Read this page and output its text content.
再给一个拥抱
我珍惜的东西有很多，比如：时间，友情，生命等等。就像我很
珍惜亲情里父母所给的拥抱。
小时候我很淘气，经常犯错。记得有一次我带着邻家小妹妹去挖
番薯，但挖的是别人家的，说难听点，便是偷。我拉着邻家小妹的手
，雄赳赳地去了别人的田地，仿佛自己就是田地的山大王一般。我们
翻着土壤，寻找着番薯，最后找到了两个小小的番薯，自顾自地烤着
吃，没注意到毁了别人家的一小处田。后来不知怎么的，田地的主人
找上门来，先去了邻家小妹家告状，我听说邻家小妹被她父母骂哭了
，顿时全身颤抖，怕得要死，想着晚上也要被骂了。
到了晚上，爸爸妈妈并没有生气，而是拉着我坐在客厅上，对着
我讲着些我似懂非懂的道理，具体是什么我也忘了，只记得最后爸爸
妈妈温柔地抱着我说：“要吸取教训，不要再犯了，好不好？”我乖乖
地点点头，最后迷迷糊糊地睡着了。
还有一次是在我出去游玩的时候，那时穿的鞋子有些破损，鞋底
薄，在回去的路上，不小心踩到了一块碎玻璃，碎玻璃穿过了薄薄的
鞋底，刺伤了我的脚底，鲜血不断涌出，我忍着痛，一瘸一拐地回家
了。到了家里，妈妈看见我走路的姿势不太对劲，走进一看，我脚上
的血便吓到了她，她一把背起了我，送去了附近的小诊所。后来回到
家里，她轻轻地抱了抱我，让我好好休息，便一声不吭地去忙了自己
========================
■ Short problem: Reproduce every line above without error.

■ Problem solution:
Read this page and output its text content.
再给一个拥抱
我珍惜的东西有很多，比如：时间，友情，生命等等。就像我很
珍惜亲情里父母所给的拥抱。
小时候我很淘气，经常犯错。记得有一次我带着邻家小妹妹去挖
番薯，但挖的是别人家的，说难听点，便是偷。我拉着邻家小妹的手
，雄赳赳地去了别人的田地，仿佛自己就是田地的山大王一般。我们
翻着土壤，寻找着番薯，最后找到了两个小小的番薯，自顾自地烤着
吃，没注意到毁了别人家的一小处田。后来不知怎么的，田地的主人
找上门来，先去了邻家小妹家告状，我听说邻家小妹被她父母骂哭了
，顿时全身颤抖，怕得要死，想着晚上也要被骂了。
到了晚上，爸爸妈妈并没有生气，而是拉着我坐在客厅上，对着
我讲着些我似懂非懂的道理，具体是什么我也忘了，只记得最后爸爸
妈妈温柔地抱着我说：“要吸取教训，不要再犯了，好不好？”我乖乖
地点点头，最后迷迷糊糊地睡着了。
还有一次是在我出去游玩的时候，那时穿的鞋子有些破损，鞋底
薄，在回去的路上，不小心踩到了一块碎玻璃，碎玻璃穿过了薄薄的
鞋底，刺伤了我的脚底，鲜血不断涌出，我忍着痛，一瘸一拐地回家
了。到了家里，妈妈看见我走路的姿势不太对劲，走进一看，我脚上
的血便吓到了她，她一把背起了我，送去了附近的小诊所。后来回到
家里，她轻轻地抱了抱我，让我好好休息，便一声不吭地去忙了自己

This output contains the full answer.